● Directions
Reproduce every record exactly as it appears, but not the pictures.

● Records for the task
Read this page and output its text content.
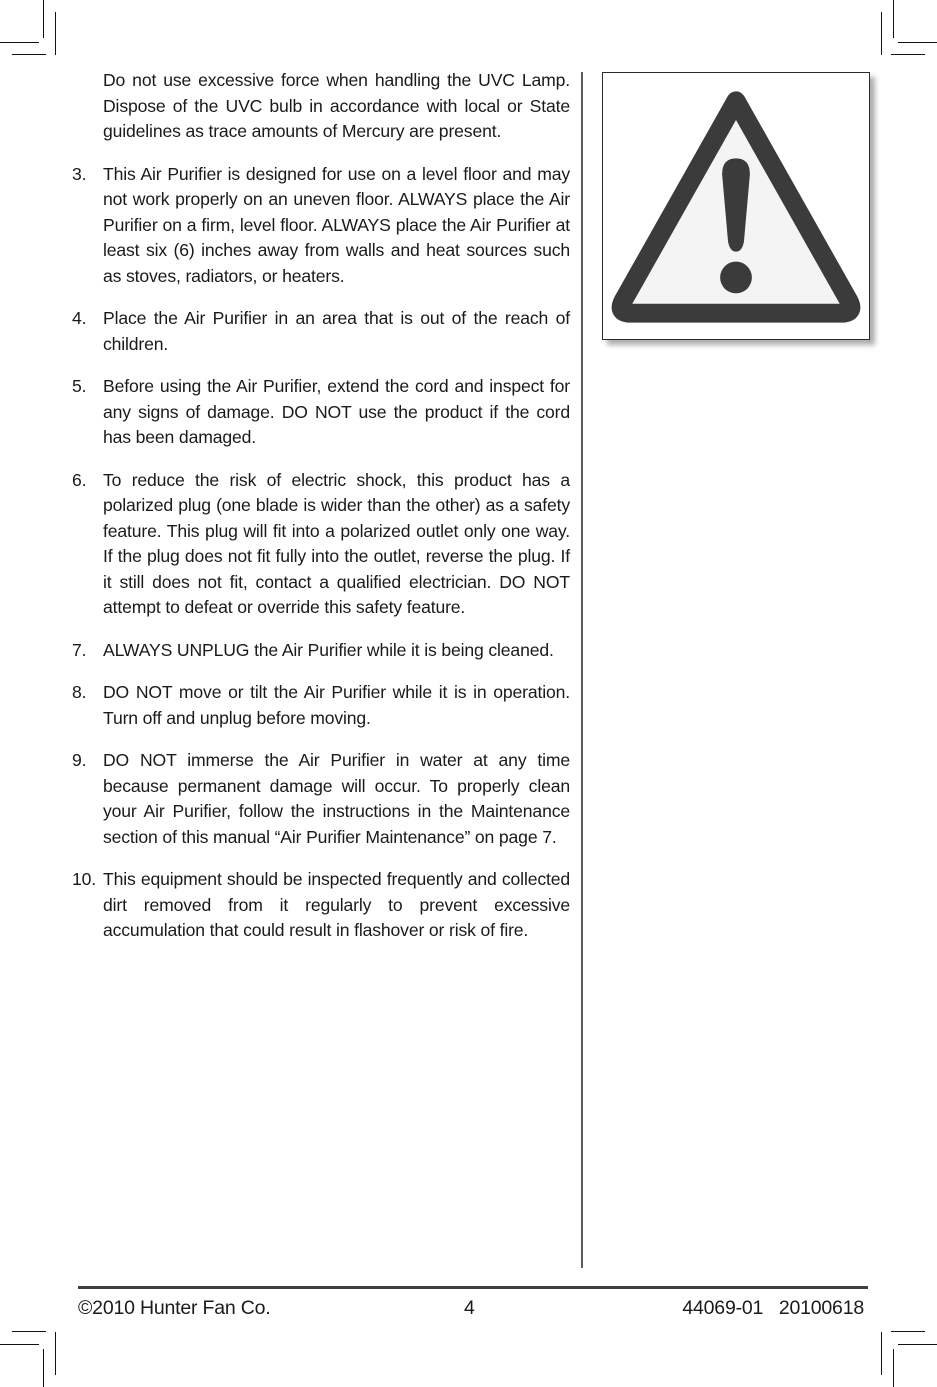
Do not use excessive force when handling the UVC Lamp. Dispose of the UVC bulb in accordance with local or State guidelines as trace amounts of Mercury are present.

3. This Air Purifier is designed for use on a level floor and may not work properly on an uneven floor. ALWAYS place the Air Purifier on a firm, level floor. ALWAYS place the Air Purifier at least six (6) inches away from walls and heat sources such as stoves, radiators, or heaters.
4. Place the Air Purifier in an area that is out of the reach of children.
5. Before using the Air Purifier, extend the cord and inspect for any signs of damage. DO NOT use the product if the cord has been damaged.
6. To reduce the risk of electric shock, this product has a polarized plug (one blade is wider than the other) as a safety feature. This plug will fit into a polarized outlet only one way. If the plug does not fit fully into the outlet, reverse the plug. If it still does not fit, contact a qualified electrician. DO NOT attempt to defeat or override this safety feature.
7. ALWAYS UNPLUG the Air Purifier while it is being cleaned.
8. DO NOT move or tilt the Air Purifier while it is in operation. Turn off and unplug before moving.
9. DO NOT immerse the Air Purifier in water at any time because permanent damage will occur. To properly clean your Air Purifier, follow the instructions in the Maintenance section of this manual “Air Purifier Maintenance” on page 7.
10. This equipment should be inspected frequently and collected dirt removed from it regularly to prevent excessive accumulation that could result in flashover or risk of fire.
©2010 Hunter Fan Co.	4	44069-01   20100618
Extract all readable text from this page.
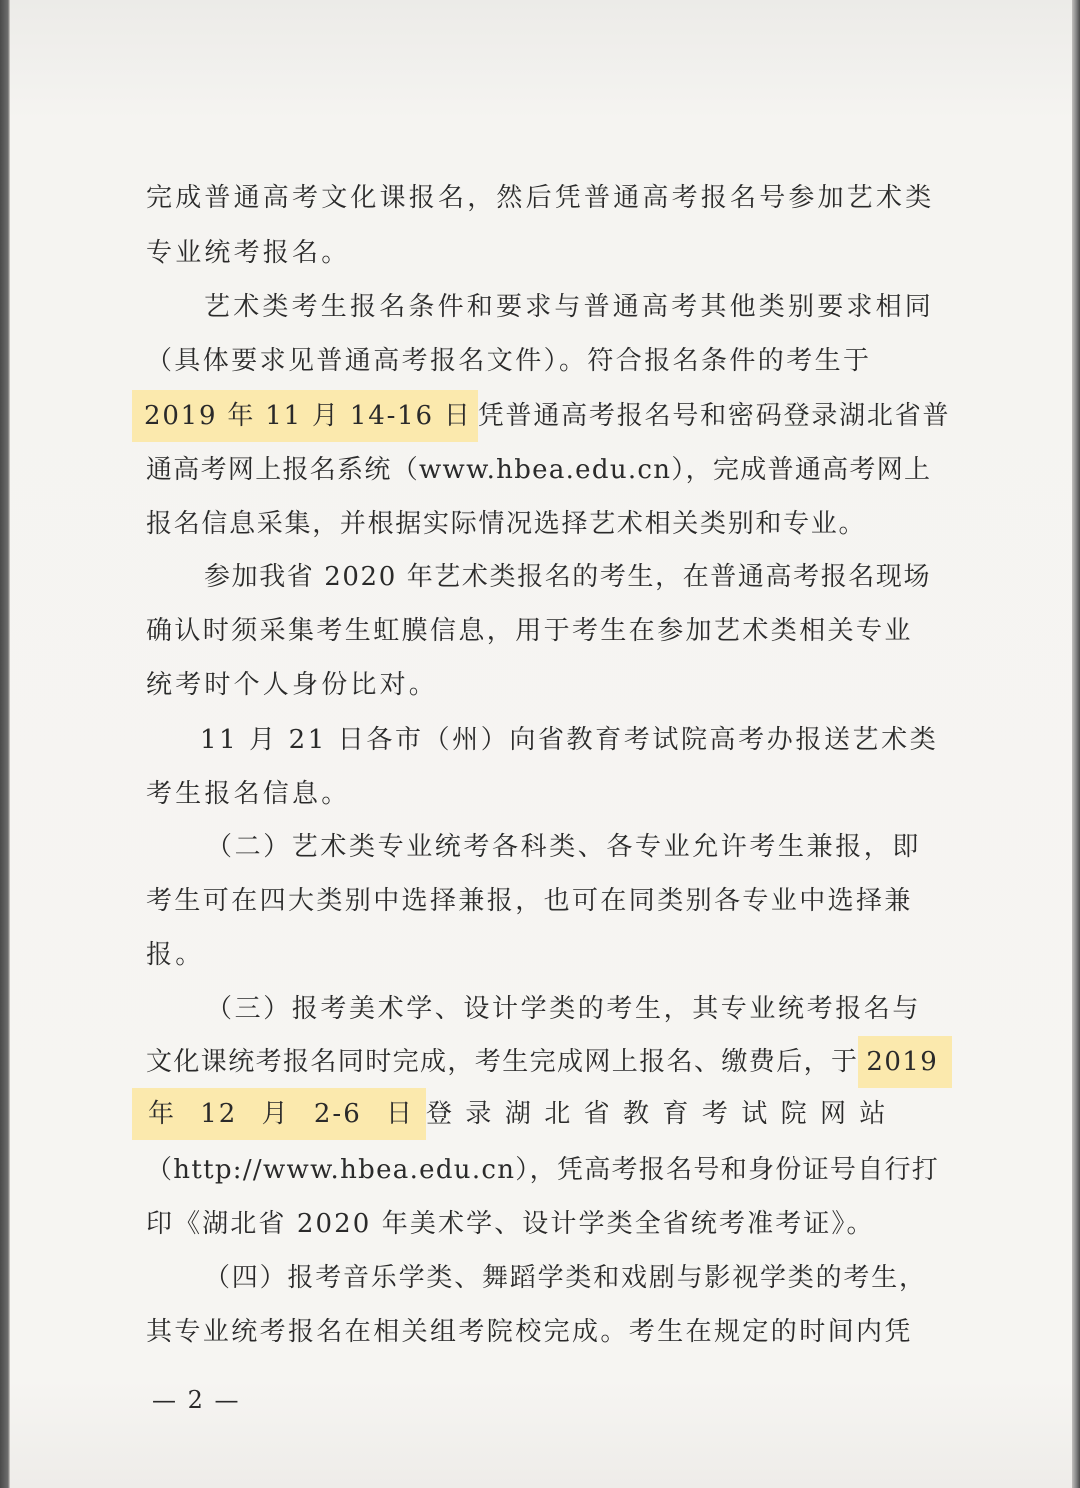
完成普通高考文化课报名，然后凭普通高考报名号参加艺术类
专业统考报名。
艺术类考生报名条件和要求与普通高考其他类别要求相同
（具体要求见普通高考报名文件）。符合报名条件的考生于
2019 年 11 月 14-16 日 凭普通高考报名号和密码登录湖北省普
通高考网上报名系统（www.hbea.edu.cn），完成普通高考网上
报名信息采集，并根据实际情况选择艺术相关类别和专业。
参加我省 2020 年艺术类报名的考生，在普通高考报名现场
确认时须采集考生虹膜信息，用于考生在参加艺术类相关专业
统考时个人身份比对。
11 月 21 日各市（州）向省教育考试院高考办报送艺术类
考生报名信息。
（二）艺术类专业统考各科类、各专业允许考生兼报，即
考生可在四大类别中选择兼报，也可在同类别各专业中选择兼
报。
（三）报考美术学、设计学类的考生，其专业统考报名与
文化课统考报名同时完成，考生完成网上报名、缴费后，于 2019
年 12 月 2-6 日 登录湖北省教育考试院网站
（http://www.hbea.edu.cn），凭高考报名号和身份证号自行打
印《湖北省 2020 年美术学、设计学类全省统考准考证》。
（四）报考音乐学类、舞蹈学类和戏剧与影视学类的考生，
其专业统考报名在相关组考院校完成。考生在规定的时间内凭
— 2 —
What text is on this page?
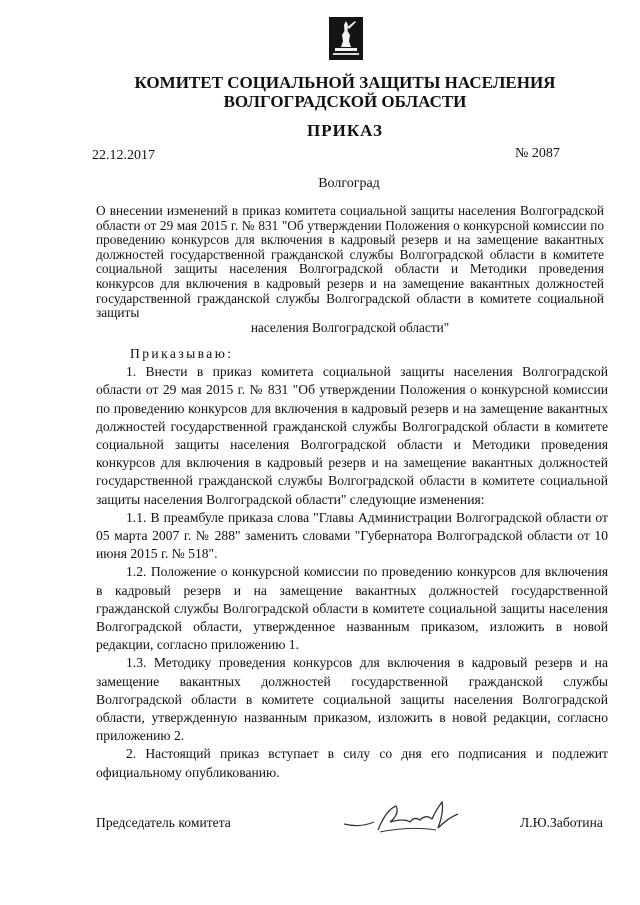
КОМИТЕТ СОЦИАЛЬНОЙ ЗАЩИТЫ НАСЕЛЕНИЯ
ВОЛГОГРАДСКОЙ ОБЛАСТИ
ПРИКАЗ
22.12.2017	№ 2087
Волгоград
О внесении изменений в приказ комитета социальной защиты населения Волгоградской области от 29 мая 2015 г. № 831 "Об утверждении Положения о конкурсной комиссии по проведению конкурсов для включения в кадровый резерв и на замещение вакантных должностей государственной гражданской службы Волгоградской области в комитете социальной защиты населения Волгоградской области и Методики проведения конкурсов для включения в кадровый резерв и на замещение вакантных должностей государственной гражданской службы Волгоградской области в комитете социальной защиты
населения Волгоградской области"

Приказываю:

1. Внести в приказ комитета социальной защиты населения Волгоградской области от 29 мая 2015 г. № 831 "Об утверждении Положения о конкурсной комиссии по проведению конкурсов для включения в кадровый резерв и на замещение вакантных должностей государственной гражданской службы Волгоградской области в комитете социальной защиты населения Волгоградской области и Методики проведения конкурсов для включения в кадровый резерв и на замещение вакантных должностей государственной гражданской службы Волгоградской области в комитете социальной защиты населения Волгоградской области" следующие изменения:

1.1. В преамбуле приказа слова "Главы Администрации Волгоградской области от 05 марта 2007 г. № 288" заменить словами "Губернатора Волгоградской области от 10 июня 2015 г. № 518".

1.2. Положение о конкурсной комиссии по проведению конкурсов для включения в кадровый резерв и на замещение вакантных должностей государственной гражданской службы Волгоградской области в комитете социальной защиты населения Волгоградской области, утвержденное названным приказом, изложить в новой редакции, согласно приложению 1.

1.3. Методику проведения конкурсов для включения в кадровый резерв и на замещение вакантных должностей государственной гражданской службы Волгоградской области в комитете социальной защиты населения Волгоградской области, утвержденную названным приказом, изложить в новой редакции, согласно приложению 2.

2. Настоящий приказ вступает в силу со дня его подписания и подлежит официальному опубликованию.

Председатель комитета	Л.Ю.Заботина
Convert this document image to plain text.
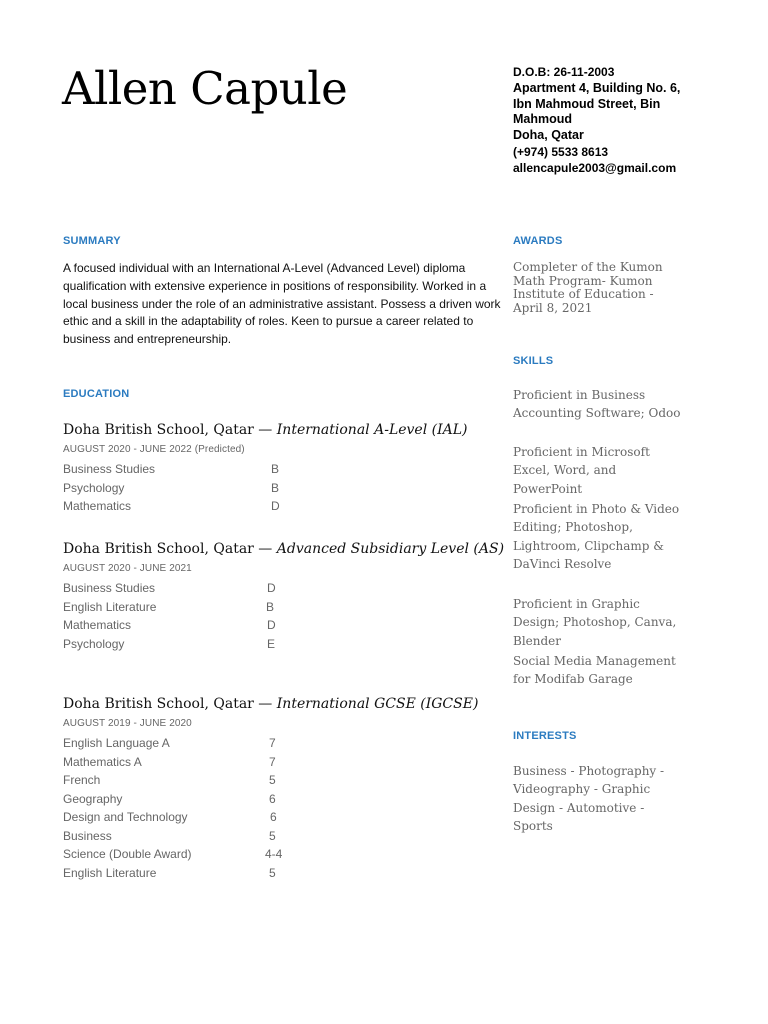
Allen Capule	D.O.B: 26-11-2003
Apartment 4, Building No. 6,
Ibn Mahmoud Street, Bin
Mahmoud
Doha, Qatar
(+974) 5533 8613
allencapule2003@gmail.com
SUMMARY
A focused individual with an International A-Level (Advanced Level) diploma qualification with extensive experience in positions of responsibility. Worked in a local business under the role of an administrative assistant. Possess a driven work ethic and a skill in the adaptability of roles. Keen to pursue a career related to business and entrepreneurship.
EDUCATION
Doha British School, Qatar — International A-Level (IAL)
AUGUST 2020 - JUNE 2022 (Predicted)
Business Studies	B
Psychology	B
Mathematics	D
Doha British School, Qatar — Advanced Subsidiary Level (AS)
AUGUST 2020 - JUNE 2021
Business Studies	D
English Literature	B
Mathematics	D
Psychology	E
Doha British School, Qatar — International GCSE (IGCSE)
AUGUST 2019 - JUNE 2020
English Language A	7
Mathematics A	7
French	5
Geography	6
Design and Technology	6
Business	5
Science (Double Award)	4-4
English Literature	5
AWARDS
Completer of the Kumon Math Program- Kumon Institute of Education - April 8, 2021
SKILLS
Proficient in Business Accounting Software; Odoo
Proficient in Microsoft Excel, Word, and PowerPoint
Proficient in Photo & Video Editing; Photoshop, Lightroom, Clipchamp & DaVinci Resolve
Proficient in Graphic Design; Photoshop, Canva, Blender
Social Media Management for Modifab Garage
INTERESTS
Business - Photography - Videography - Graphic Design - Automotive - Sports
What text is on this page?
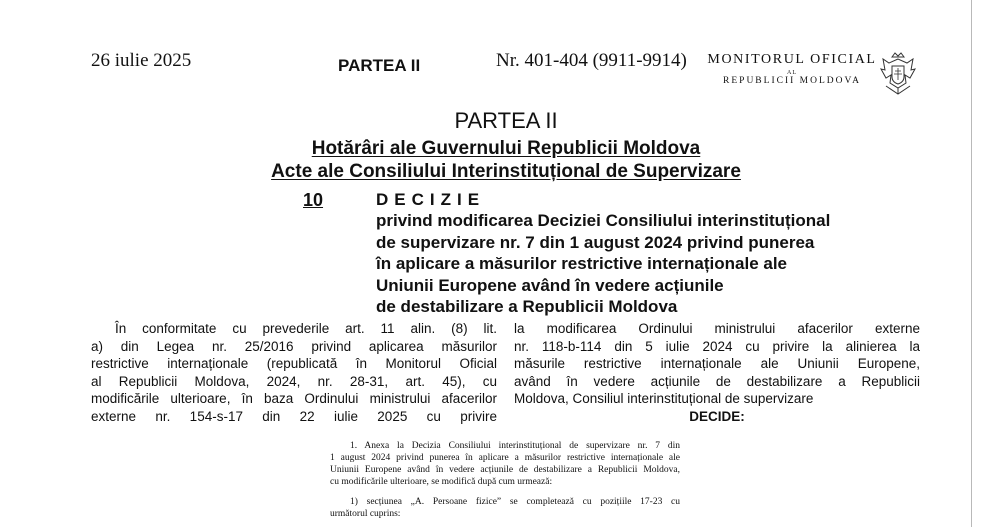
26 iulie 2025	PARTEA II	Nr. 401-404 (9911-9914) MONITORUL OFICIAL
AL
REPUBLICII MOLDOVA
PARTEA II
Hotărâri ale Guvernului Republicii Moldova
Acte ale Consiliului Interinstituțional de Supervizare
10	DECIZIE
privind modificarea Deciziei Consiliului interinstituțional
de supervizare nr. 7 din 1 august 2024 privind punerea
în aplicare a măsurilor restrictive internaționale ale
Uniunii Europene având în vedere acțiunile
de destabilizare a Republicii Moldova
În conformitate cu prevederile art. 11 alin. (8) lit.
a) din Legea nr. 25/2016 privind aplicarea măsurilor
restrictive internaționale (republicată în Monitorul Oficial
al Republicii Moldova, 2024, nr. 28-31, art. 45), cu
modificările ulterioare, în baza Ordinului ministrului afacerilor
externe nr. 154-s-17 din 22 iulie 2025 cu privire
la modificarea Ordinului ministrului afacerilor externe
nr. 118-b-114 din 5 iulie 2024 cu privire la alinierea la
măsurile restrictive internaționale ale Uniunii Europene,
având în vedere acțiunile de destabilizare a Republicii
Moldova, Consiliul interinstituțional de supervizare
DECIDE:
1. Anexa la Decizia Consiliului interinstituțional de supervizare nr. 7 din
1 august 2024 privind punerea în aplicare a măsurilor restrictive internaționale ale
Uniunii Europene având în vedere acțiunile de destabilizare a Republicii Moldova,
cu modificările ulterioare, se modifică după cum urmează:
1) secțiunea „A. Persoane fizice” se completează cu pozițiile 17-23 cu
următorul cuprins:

● Solution to this task
Read this page and output its text content.
Do not use excessive force when handling the UVC Lamp. Dispose of the UVC bulb in accordance with local or State guidelines as trace amounts of Mercury are present.

3. This Air Purifier is designed for use on a level floor and may not work properly on an uneven floor. ALWAYS place the Air Purifier on a firm, level floor. ALWAYS place the Air Purifier at least six (6) inches away from walls and heat sources such as stoves, radiators, or heaters.
4. Place the Air Purifier in an area that is out of the reach of children.
5. Before using the Air Purifier, extend the cord and inspect for any signs of damage. DO NOT use the product if the cord has been damaged.
6. To reduce the risk of electric shock, this product has a polarized plug (one blade is wider than the other) as a safety feature. This plug will fit into a polarized outlet only one way. If the plug does not fit fully into the outlet, reverse the plug. If it still does not fit, contact a qualified electrician. DO NOT attempt to defeat or override this safety feature.
7. ALWAYS UNPLUG the Air Purifier while it is being cleaned.
8. DO NOT move or tilt the Air Purifier while it is in operation. Turn off and unplug before moving.
9. DO NOT immerse the Air Purifier in water at any time because permanent damage will occur. To properly clean your Air Purifier, follow the instructions in the Maintenance section of this manual “Air Purifier Maintenance” on page 7.
10. This equipment should be inspected frequently and collected dirt removed from it regularly to prevent excessive accumulation that could result in flashover or risk of fire.
©2010 Hunter Fan Co.	4	44069-01   20100618
Extract all readable text from this page.
完成普通高考文化课报名，然后凭普通高考报名号参加艺术类
专业统考报名。
艺术类考生报名条件和要求与普通高考其他类别要求相同
（具体要求见普通高考报名文件）。符合报名条件的考生于
2019 年 11 月 14-16 日 凭普通高考报名号和密码登录湖北省普
通高考网上报名系统（www.hbea.edu.cn），完成普通高考网上
报名信息采集，并根据实际情况选择艺术相关类别和专业。
参加我省 2020 年艺术类报名的考生，在普通高考报名现场
确认时须采集考生虹膜信息，用于考生在参加艺术类相关专业
统考时个人身份比对。
11 月 21 日各市（州）向省教育考试院高考办报送艺术类
考生报名信息。
（二）艺术类专业统考各科类、各专业允许考生兼报，即
考生可在四大类别中选择兼报，也可在同类别各专业中选择兼
报。
（三）报考美术学、设计学类的考生，其专业统考报名与
文化课统考报名同时完成，考生完成网上报名、缴费后，于 2019
年 12 月 2-6 日 登录湖北省教育考试院网站
（http://www.hbea.edu.cn），凭高考报名号和身份证号自行打
印《湖北省 2020 年美术学、设计学类全省统考准考证》。
（四）报考音乐学类、舞蹈学类和戏剧与影视学类的考生，
其专业统考报名在相关组考院校完成。考生在规定的时间内凭
— 2 —
What text is on this page?
КОМИТЕТ СОЦИАЛЬНОЙ ЗАЩИТЫ НАСЕЛЕНИЯ
ВОЛГОГРАДСКОЙ ОБЛАСТИ
ПРИКАЗ
22.12.2017	№ 2087
Волгоград
О внесении изменений в приказ комитета социальной защиты населения Волгоградской области от 29 мая 2015 г. № 831 "Об утверждении Положения о конкурсной комиссии по проведению конкурсов для включения в кадровый резерв и на замещение вакантных должностей государственной гражданской службы Волгоградской области в комитете социальной защиты населения Волгоградской области и Методики проведения конкурсов для включения в кадровый резерв и на замещение вакантных должностей государственной гражданской службы Волгоградской области в комитете социальной защиты
населения Волгоградской области"

Приказываю:

1. Внести в приказ комитета социальной защиты населения Волгоградской области от 29 мая 2015 г. № 831 "Об утверждении Положения о конкурсной комиссии по проведению конкурсов для включения в кадровый резерв и на замещение вакантных должностей государственной гражданской службы Волгоградской области в комитете социальной защиты населения Волгоградской области и Методики проведения конкурсов для включения в кадровый резерв и на замещение вакантных должностей государственной гражданской службы Волгоградской области в комитете социальной защиты населения Волгоградской области" следующие изменения:

1.1. В преамбуле приказа слова "Главы Администрации Волгоградской области от 05 марта 2007 г. № 288" заменить словами "Губернатора Волгоградской области от 10 июня 2015 г. № 518".

1.2. Положение о конкурсной комиссии по проведению конкурсов для включения в кадровый резерв и на замещение вакантных должностей государственной гражданской службы Волгоградской области в комитете социальной защиты населения Волгоградской области, утвержденное названным приказом, изложить в новой редакции, согласно приложению 1.

1.3. Методику проведения конкурсов для включения в кадровый резерв и на замещение вакантных должностей государственной гражданской службы Волгоградской области в комитете социальной защиты населения Волгоградской области, утвержденную названным приказом, изложить в новой редакции, согласно приложению 2.

2. Настоящий приказ вступает в силу со дня его подписания и подлежит официальному опубликованию.

Председатель комитета	Л.Ю.Заботина
Convert this document image to plain text.
Allen Capule	D.O.B: 26-11-2003
Apartment 4, Building No. 6,
Ibn Mahmoud Street, Bin
Mahmoud
Doha, Qatar
(+974) 5533 8613
allencapule2003@gmail.com
SUMMARY
A focused individual with an International A-Level (Advanced Level) diploma qualification with extensive experience in positions of responsibility. Worked in a local business under the role of an administrative assistant. Possess a driven work ethic and a skill in the adaptability of roles. Keen to pursue a career related to business and entrepreneurship.
EDUCATION
Doha British School, Qatar — International A-Level (IAL)
AUGUST 2020 - JUNE 2022 (Predicted)
Business Studies	B
Psychology	B
Mathematics	D
Doha British School, Qatar — Advanced Subsidiary Level (AS)
AUGUST 2020 - JUNE 2021
Business Studies	D
English Literature	B
Mathematics	D
Psychology	E
Doha British School, Qatar — International GCSE (IGCSE)
AUGUST 2019 - JUNE 2020
English Language A	7
Mathematics A	7
French	5
Geography	6
Design and Technology	6
Business	5
Science (Double Award)	4-4
English Literature	5
AWARDS
Completer of the Kumon Math Program- Kumon Institute of Education - April 8, 2021
SKILLS
Proficient in Business Accounting Software; Odoo
Proficient in Microsoft Excel, Word, and PowerPoint
Proficient in Photo & Video Editing; Photoshop, Lightroom, Clipchamp & DaVinci Resolve
Proficient in Graphic Design; Photoshop, Canva, Blender
Social Media Management for Modifab Garage
INTERESTS
Business - Photography - Videography - Graphic Design - Automotive - Sports
What text is on this page?
26 iulie 2025	PARTEA II	Nr. 401-404 (9911-9914) MONITORUL OFICIAL
AL
REPUBLICII MOLDOVA
PARTEA II
Hotărâri ale Guvernului Republicii Moldova
Acte ale Consiliului Interinstituțional de Supervizare
10	DECIZIE
privind modificarea Deciziei Consiliului interinstituțional
de supervizare nr. 7 din 1 august 2024 privind punerea
în aplicare a măsurilor restrictive internaționale ale
Uniunii Europene având în vedere acțiunile
de destabilizare a Republicii Moldova
În conformitate cu prevederile art. 11 alin. (8) lit.
a) din Legea nr. 25/2016 privind aplicarea măsurilor
restrictive internaționale (republicată în Monitorul Oficial
al Republicii Moldova, 2024, nr. 28-31, art. 45), cu
modificările ulterioare, în baza Ordinului ministrului afacerilor
externe nr. 154-s-17 din 22 iulie 2025 cu privire
la modificarea Ordinului ministrului afacerilor externe
nr. 118-b-114 din 5 iulie 2024 cu privire la alinierea la
măsurile restrictive internaționale ale Uniunii Europene,
având în vedere acțiunile de destabilizare a Republicii
Moldova, Consiliul interinstituțional de supervizare
DECIDE:
1. Anexa la Decizia Consiliului interinstituțional de supervizare nr. 7 din
1 august 2024 privind punerea în aplicare a măsurilor restrictive internaționale ale
Uniunii Europene având în vedere acțiunile de destabilizare a Republicii Moldova,
cu modificările ulterioare, se modifică după cum urmează:
1) secțiunea „A. Persoane fizice” se completează cu pozițiile 17-23 cu
următorul cuprins:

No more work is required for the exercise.